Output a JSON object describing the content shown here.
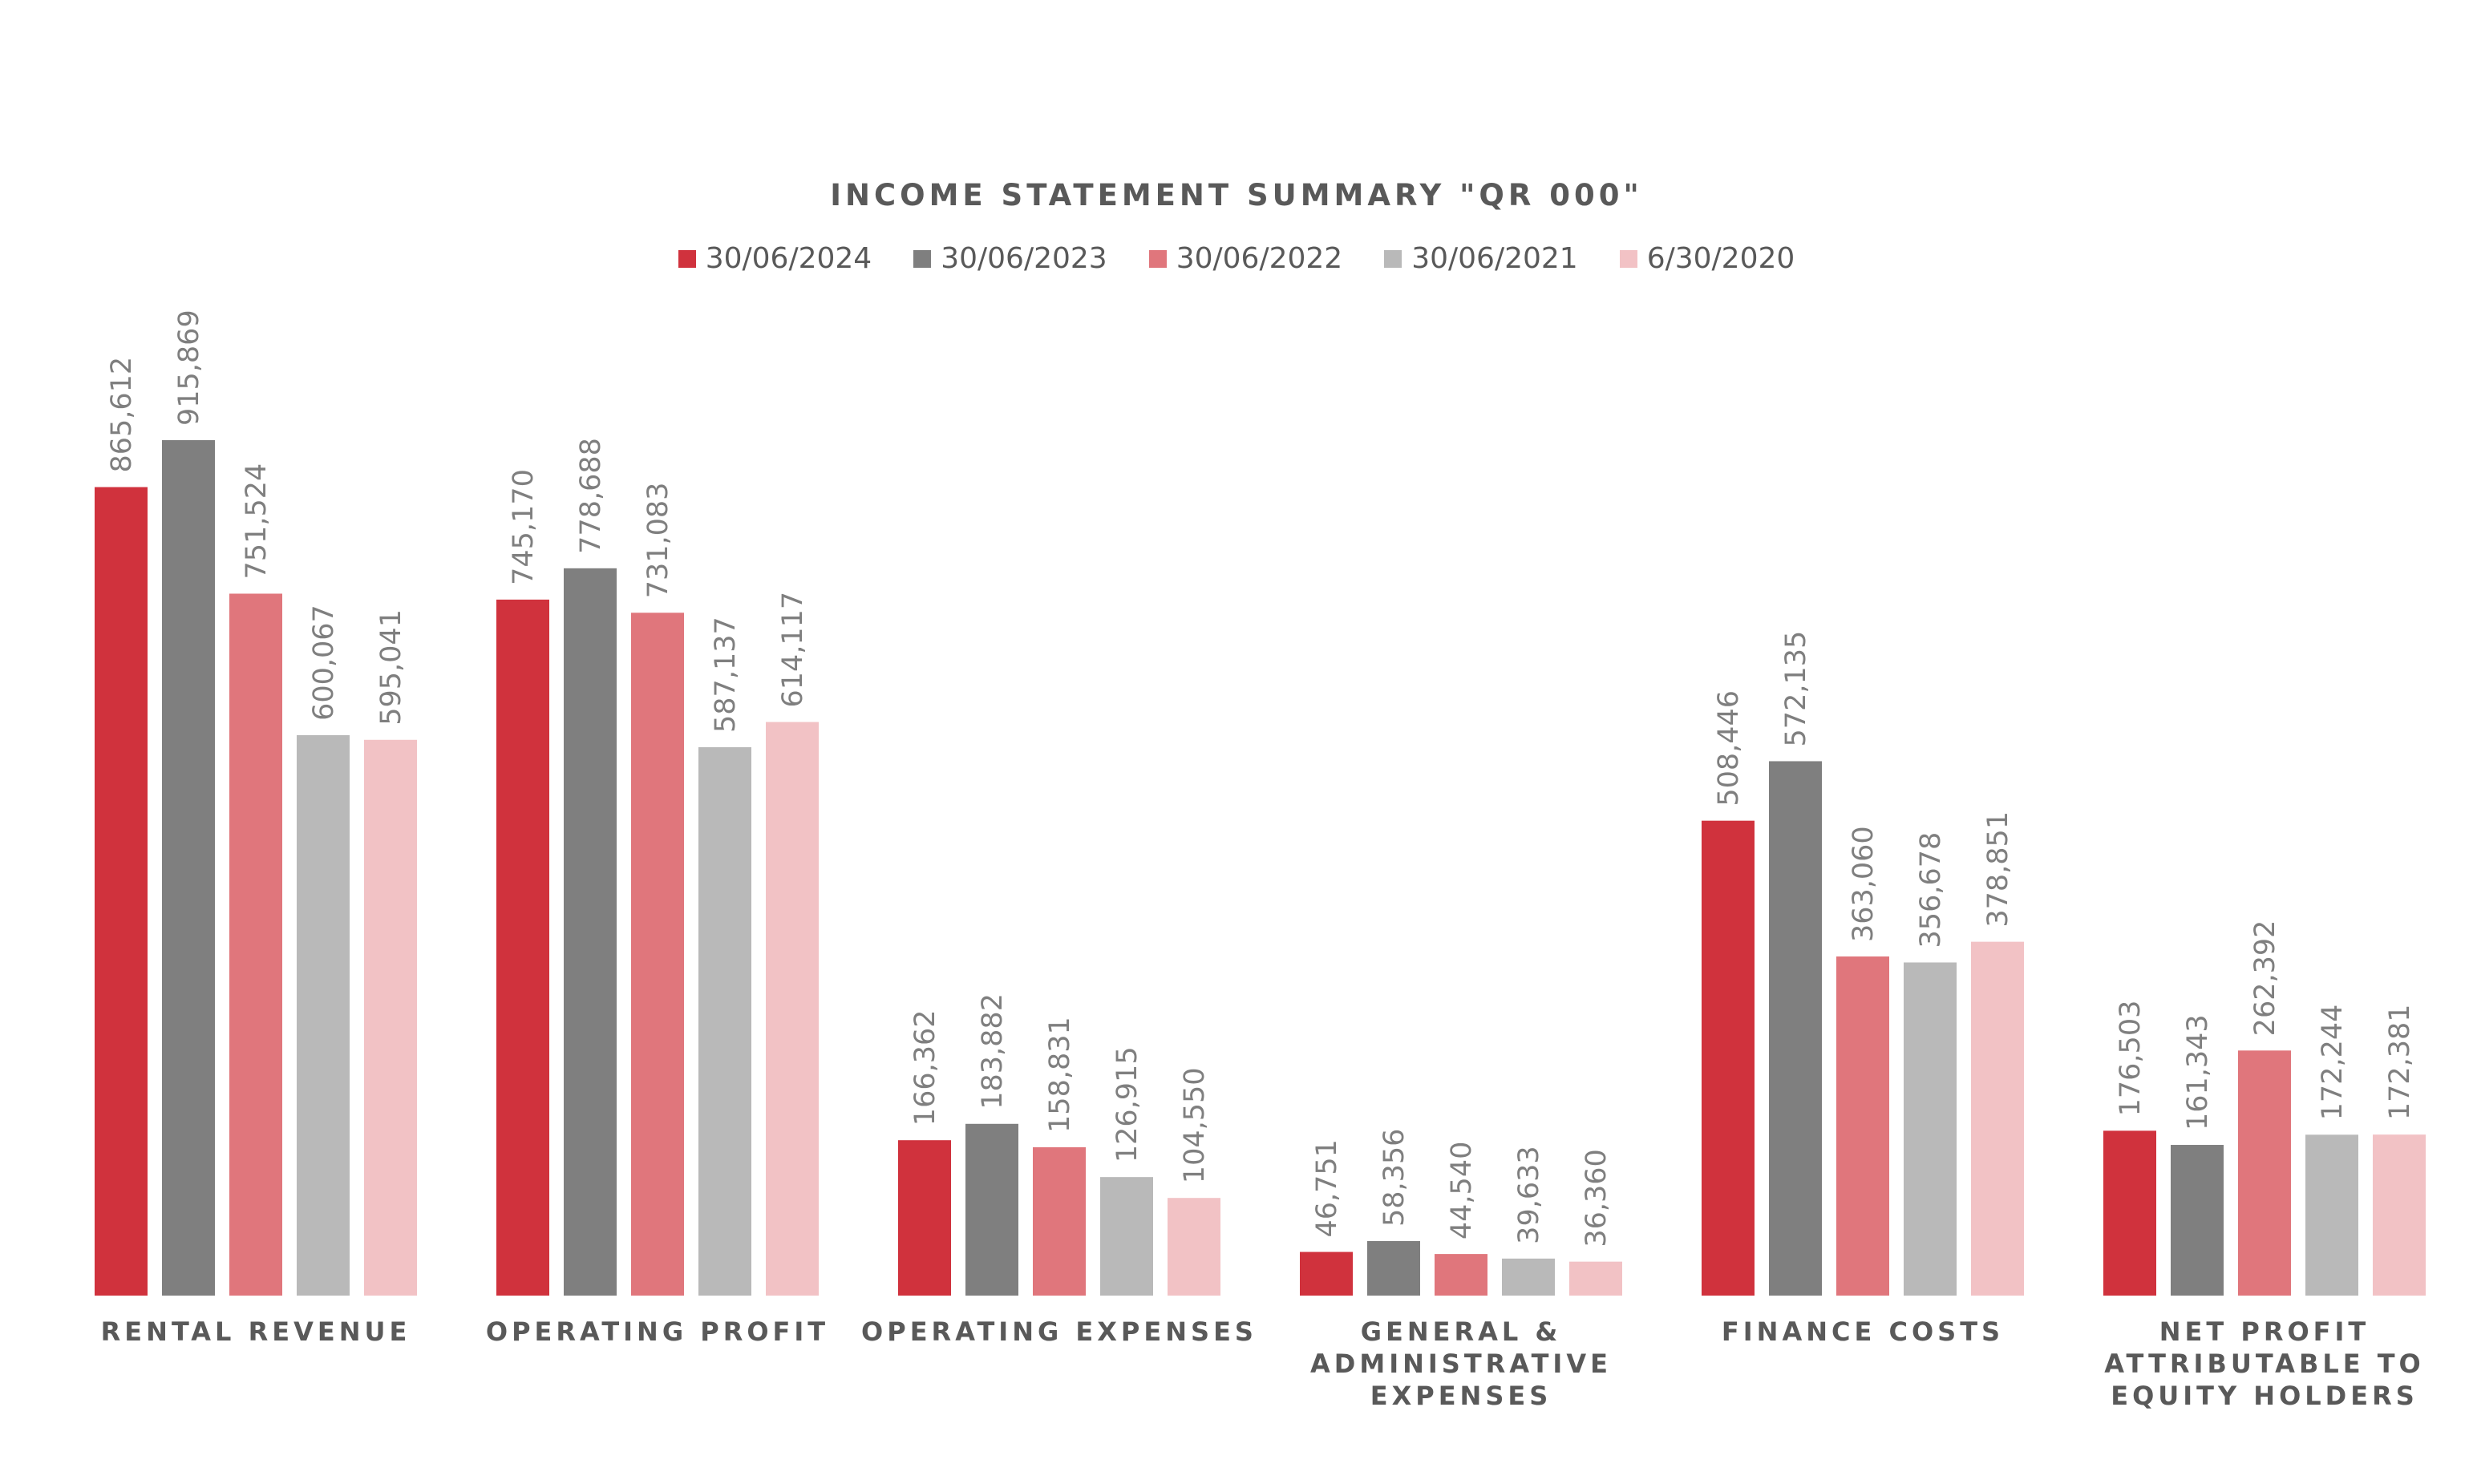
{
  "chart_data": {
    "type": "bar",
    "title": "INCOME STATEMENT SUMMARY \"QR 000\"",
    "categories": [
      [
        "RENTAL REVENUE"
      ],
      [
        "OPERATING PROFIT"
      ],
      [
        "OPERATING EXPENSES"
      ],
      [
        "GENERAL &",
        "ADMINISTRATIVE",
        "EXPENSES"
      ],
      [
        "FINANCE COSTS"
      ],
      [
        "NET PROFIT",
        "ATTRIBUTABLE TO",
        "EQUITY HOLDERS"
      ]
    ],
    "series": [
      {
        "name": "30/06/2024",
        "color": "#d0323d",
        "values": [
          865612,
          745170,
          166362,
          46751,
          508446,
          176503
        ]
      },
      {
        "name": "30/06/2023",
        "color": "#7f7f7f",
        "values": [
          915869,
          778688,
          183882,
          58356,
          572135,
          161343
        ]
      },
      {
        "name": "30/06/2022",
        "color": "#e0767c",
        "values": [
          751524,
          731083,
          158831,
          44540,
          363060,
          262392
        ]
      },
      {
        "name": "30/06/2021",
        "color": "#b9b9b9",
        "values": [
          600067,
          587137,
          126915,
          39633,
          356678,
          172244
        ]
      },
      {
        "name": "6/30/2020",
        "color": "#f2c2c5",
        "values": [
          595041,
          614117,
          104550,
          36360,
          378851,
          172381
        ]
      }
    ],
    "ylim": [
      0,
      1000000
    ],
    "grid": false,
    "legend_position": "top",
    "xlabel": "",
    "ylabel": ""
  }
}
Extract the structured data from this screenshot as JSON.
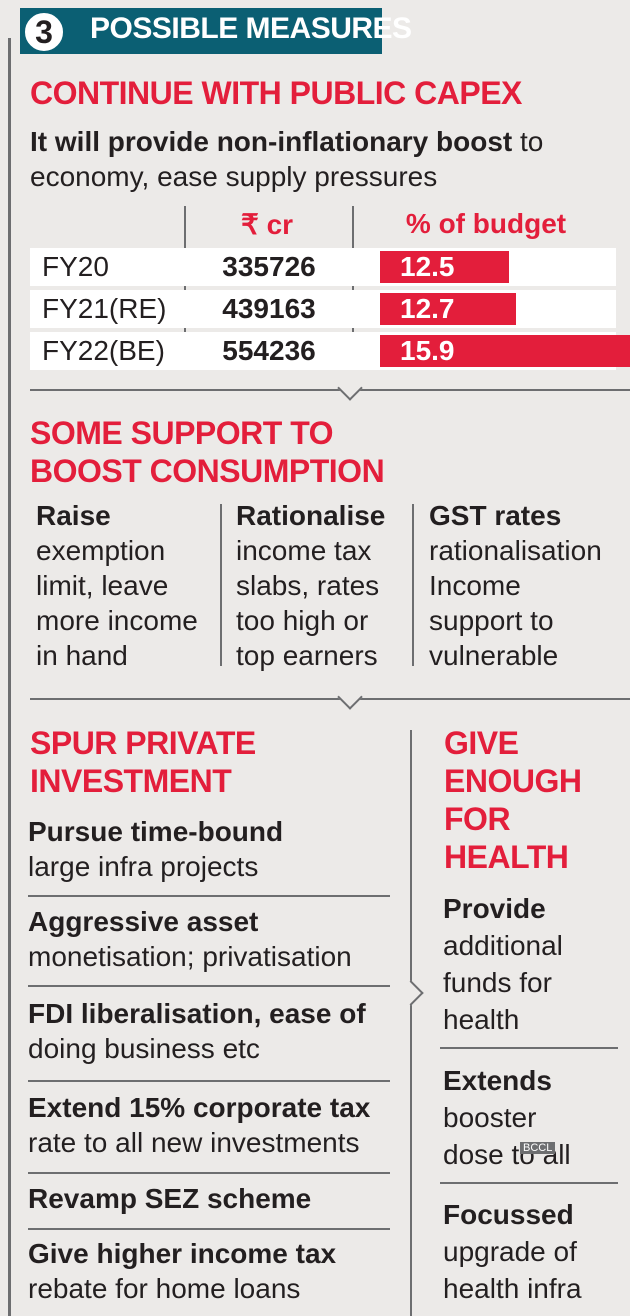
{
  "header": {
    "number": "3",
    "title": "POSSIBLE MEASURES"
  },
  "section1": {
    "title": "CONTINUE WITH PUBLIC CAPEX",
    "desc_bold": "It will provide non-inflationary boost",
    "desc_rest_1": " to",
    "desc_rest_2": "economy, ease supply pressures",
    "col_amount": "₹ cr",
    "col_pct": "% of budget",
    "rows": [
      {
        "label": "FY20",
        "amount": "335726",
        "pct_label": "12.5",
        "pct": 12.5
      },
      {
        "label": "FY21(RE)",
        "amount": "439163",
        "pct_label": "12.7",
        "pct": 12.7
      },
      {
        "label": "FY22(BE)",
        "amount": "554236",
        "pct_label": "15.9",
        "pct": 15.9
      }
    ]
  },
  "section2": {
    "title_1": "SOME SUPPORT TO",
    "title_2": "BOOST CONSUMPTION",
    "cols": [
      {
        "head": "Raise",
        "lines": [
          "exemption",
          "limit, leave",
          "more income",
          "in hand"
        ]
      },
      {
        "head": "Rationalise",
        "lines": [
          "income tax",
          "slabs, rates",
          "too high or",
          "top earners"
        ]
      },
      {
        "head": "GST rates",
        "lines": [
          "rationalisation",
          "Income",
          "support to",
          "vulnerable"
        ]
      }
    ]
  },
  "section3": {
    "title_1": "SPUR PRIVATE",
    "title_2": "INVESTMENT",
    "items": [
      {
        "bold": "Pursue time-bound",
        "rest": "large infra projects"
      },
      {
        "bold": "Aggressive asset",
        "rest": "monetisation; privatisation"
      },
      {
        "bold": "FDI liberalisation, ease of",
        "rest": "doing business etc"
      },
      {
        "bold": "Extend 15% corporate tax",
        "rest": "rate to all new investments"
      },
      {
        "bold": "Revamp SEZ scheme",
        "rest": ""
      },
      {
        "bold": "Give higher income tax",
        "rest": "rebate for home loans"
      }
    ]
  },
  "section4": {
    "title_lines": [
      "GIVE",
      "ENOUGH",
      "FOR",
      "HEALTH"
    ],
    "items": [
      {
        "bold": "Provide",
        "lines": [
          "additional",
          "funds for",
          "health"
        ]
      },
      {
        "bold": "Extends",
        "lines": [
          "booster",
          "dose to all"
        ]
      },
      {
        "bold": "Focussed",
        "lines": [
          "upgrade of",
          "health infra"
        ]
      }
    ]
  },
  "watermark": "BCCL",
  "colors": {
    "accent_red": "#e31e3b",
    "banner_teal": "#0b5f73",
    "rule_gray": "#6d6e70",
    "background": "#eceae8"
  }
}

----

Goal of the exercise:
Write out the entries above word for word. Do not include the pictures.

Exercise response:
Output a JSON object describing the content shown here.
{
  "chart_data": {
    "type": "bar",
    "title": "INCOME STATEMENT SUMMARY \"QR 000\"",
    "categories": [
      [
        "RENTAL REVENUE"
      ],
      [
        "OPERATING PROFIT"
      ],
      [
        "OPERATING EXPENSES"
      ],
      [
        "GENERAL &",
        "ADMINISTRATIVE",
        "EXPENSES"
      ],
      [
        "FINANCE COSTS"
      ],
      [
        "NET PROFIT",
        "ATTRIBUTABLE TO",
        "EQUITY HOLDERS"
      ]
    ],
    "series": [
      {
        "name": "30/06/2024",
        "color": "#d0323d",
        "values": [
          865612,
          745170,
          166362,
          46751,
          508446,
          176503
        ]
      },
      {
        "name": "30/06/2023",
        "color": "#7f7f7f",
        "values": [
          915869,
          778688,
          183882,
          58356,
          572135,
          161343
        ]
      },
      {
        "name": "30/06/2022",
        "color": "#e0767c",
        "values": [
          751524,
          731083,
          158831,
          44540,
          363060,
          262392
        ]
      },
      {
        "name": "30/06/2021",
        "color": "#b9b9b9",
        "values": [
          600067,
          587137,
          126915,
          39633,
          356678,
          172244
        ]
      },
      {
        "name": "6/30/2020",
        "color": "#f2c2c5",
        "values": [
          595041,
          614117,
          104550,
          36360,
          378851,
          172381
        ]
      }
    ],
    "ylim": [
      0,
      1000000
    ],
    "grid": false,
    "legend_position": "top",
    "xlabel": "",
    "ylabel": ""
  }
}
Extract the structured data from this screenshot as JSON.
{
  "header": {
    "number": "3",
    "title": "POSSIBLE MEASURES"
  },
  "section1": {
    "title": "CONTINUE WITH PUBLIC CAPEX",
    "desc_bold": "It will provide non-inflationary boost",
    "desc_rest_1": " to",
    "desc_rest_2": "economy, ease supply pressures",
    "col_amount": "₹ cr",
    "col_pct": "% of budget",
    "rows": [
      {
        "label": "FY20",
        "amount": "335726",
        "pct_label": "12.5",
        "pct": 12.5
      },
      {
        "label": "FY21(RE)",
        "amount": "439163",
        "pct_label": "12.7",
        "pct": 12.7
      },
      {
        "label": "FY22(BE)",
        "amount": "554236",
        "pct_label": "15.9",
        "pct": 15.9
      }
    ]
  },
  "section2": {
    "title_1": "SOME SUPPORT TO",
    "title_2": "BOOST CONSUMPTION",
    "cols": [
      {
        "head": "Raise",
        "lines": [
          "exemption",
          "limit, leave",
          "more income",
          "in hand"
        ]
      },
      {
        "head": "Rationalise",
        "lines": [
          "income tax",
          "slabs, rates",
          "too high or",
          "top earners"
        ]
      },
      {
        "head": "GST rates",
        "lines": [
          "rationalisation",
          "Income",
          "support to",
          "vulnerable"
        ]
      }
    ]
  },
  "section3": {
    "title_1": "SPUR PRIVATE",
    "title_2": "INVESTMENT",
    "items": [
      {
        "bold": "Pursue time-bound",
        "rest": "large infra projects"
      },
      {
        "bold": "Aggressive asset",
        "rest": "monetisation; privatisation"
      },
      {
        "bold": "FDI liberalisation, ease of",
        "rest": "doing business etc"
      },
      {
        "bold": "Extend 15% corporate tax",
        "rest": "rate to all new investments"
      },
      {
        "bold": "Revamp SEZ scheme",
        "rest": ""
      },
      {
        "bold": "Give higher income tax",
        "rest": "rebate for home loans"
      }
    ]
  },
  "section4": {
    "title_lines": [
      "GIVE",
      "ENOUGH",
      "FOR",
      "HEALTH"
    ],
    "items": [
      {
        "bold": "Provide",
        "lines": [
          "additional",
          "funds for",
          "health"
        ]
      },
      {
        "bold": "Extends",
        "lines": [
          "booster",
          "dose to all"
        ]
      },
      {
        "bold": "Focussed",
        "lines": [
          "upgrade of",
          "health infra"
        ]
      }
    ]
  },
  "watermark": "BCCL",
  "colors": {
    "accent_red": "#e31e3b",
    "banner_teal": "#0b5f73",
    "rule_gray": "#6d6e70",
    "background": "#eceae8"
  }
}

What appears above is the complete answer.